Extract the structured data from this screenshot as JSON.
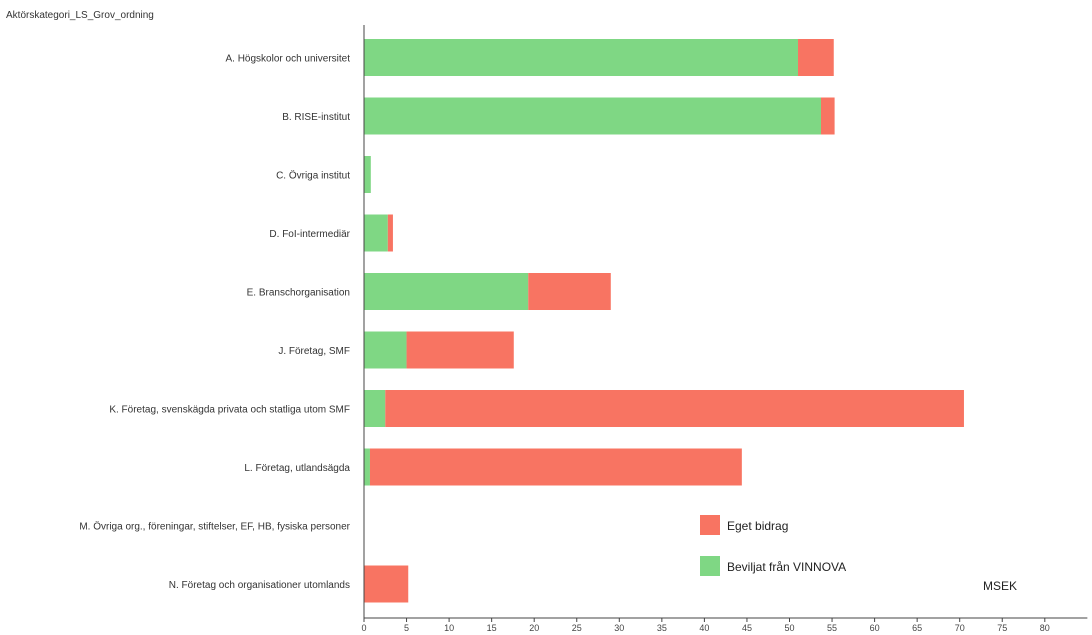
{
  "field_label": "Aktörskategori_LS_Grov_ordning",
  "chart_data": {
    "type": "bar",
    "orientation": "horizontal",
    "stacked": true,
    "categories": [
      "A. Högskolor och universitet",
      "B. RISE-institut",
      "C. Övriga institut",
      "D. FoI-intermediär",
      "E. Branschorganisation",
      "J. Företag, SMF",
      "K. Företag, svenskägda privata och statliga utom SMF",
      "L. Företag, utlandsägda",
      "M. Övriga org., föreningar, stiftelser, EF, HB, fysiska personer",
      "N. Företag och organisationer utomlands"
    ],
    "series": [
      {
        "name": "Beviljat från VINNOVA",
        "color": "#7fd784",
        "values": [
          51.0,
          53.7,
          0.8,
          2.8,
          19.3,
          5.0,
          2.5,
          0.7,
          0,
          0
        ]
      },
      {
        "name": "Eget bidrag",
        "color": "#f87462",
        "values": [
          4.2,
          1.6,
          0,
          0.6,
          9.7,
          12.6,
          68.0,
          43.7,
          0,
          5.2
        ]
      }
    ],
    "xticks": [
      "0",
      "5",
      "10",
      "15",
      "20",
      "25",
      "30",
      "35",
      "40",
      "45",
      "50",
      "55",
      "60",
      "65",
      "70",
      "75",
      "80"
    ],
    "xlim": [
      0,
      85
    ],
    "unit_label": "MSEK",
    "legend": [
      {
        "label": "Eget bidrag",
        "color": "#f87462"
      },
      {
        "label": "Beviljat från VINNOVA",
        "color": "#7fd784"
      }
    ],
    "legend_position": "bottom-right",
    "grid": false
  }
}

----

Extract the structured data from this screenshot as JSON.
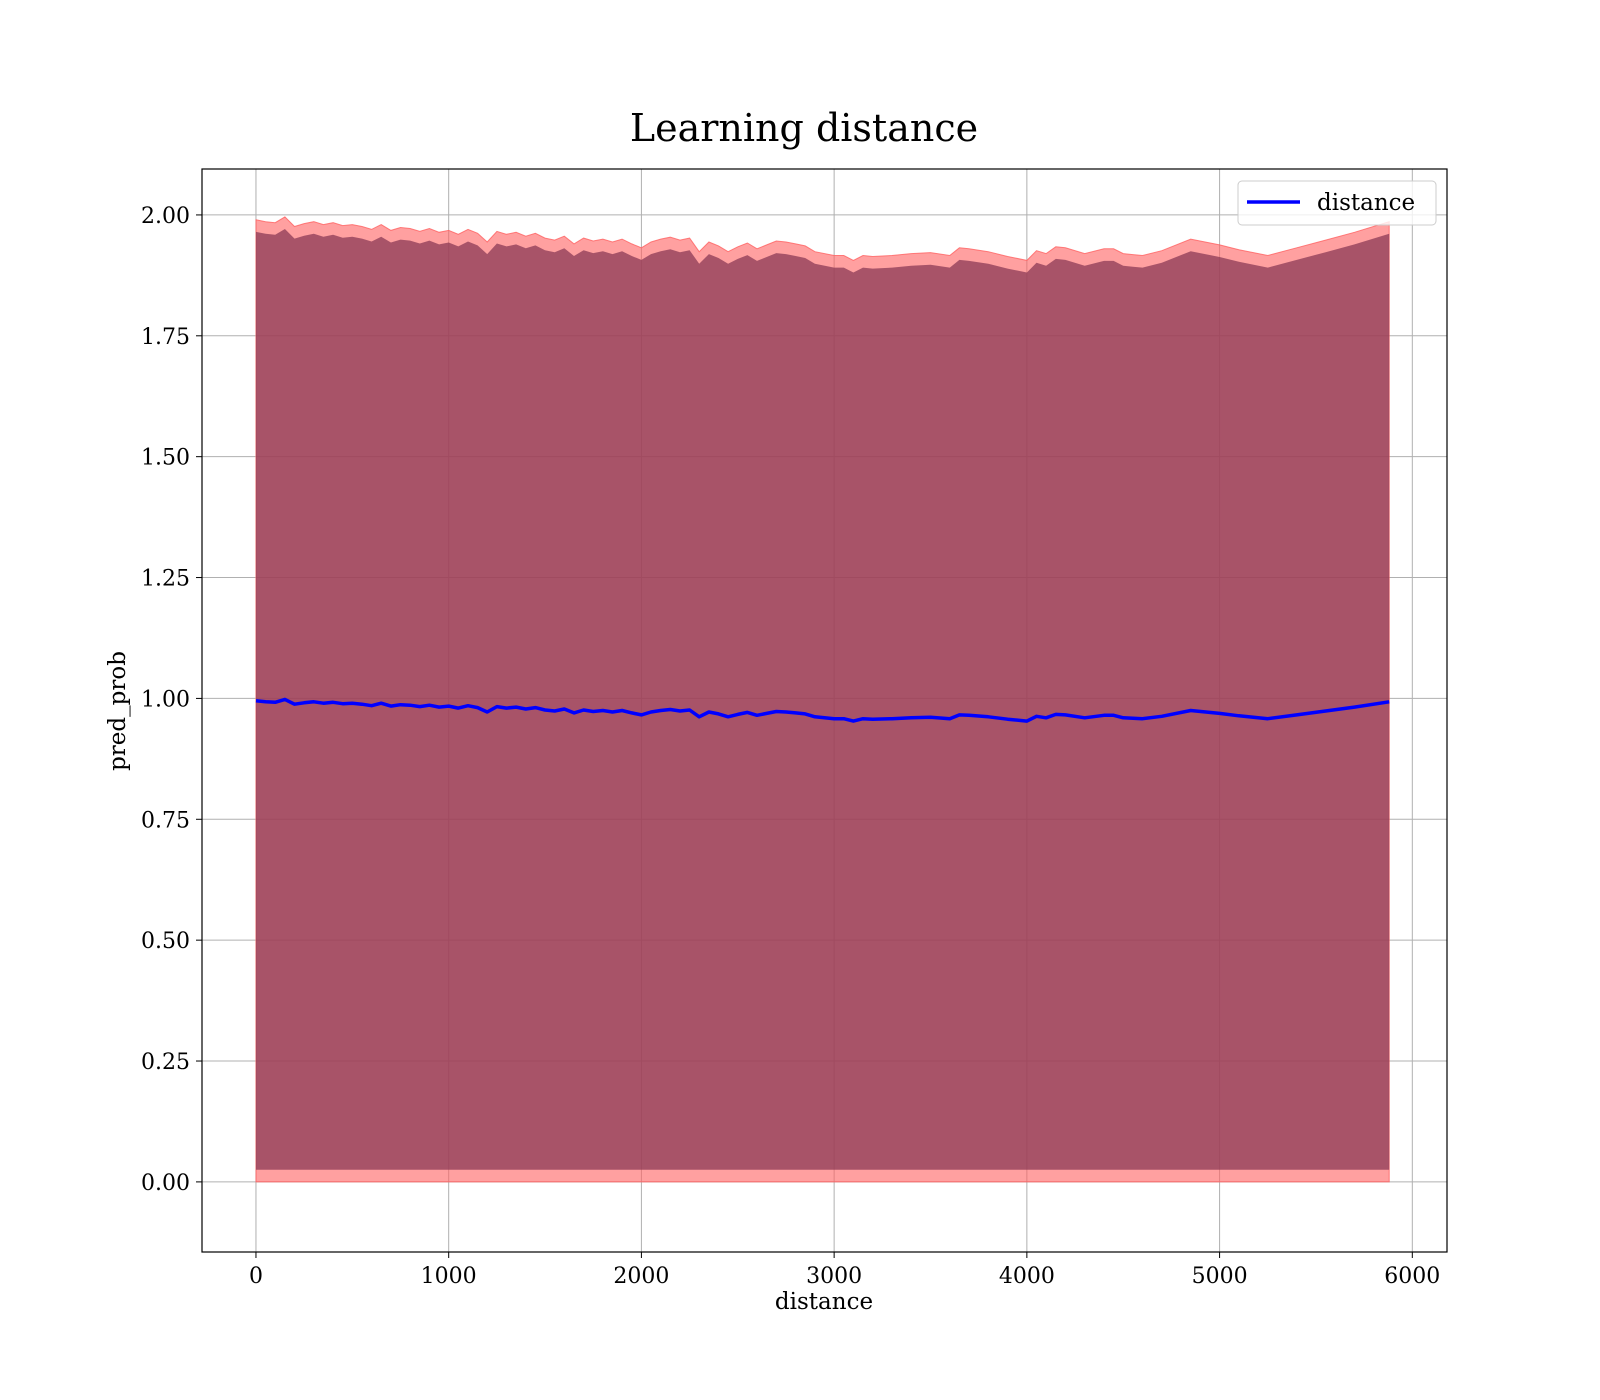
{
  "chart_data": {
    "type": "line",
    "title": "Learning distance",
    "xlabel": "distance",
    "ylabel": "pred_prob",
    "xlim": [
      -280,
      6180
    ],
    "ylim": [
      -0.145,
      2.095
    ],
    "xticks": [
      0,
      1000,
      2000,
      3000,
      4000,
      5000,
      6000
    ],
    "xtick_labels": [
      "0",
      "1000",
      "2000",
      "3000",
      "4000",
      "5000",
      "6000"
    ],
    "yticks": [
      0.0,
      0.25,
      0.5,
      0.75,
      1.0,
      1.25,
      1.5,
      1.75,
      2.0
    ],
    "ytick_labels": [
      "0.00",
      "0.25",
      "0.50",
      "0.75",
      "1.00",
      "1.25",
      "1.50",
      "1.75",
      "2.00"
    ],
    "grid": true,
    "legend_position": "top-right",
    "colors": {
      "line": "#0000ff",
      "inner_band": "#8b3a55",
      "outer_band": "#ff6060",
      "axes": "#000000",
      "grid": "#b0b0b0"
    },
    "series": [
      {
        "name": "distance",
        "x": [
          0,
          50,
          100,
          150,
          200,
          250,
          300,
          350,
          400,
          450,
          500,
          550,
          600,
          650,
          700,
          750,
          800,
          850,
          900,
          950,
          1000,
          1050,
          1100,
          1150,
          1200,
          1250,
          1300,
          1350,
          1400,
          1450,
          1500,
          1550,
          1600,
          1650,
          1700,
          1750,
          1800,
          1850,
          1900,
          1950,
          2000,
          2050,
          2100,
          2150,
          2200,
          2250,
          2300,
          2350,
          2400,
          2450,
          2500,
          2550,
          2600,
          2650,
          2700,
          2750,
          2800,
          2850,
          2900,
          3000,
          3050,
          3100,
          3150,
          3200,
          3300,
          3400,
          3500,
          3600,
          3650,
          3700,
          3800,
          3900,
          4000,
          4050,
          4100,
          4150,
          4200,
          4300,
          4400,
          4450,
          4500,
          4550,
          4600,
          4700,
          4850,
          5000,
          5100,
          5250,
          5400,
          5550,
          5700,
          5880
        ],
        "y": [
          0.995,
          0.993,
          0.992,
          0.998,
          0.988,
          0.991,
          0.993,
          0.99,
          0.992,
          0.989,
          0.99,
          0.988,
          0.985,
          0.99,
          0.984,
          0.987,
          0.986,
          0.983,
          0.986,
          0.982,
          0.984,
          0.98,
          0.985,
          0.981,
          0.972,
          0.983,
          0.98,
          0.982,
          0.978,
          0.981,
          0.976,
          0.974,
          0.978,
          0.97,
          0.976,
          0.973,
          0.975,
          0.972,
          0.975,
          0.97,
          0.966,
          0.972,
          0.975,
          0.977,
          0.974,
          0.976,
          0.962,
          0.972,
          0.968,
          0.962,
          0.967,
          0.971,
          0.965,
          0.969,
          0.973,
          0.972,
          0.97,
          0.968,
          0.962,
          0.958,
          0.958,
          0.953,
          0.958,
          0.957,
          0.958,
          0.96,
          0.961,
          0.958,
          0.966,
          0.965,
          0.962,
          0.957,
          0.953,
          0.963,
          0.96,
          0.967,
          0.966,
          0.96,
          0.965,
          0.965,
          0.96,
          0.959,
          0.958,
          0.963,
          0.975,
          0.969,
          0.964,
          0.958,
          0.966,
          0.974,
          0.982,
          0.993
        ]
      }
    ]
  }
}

----

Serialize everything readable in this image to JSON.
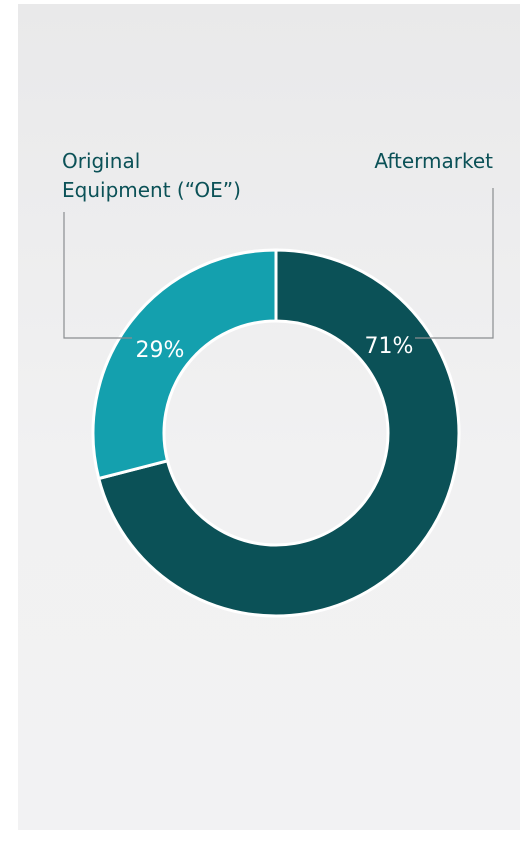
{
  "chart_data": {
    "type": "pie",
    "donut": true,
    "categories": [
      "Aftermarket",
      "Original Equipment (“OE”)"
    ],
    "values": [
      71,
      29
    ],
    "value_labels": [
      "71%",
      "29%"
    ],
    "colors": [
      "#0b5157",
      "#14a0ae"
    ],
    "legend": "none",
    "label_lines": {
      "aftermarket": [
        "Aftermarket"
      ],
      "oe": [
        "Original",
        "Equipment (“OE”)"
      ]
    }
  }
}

----

EXERCISE BRIEF – Only lines with "från" are wanted here; list each of them.

OUTPUT OF THE EXERCISE –
        "name": "Beviljat från VINNOVA",
        "label": "Beviljat från VINNOVA",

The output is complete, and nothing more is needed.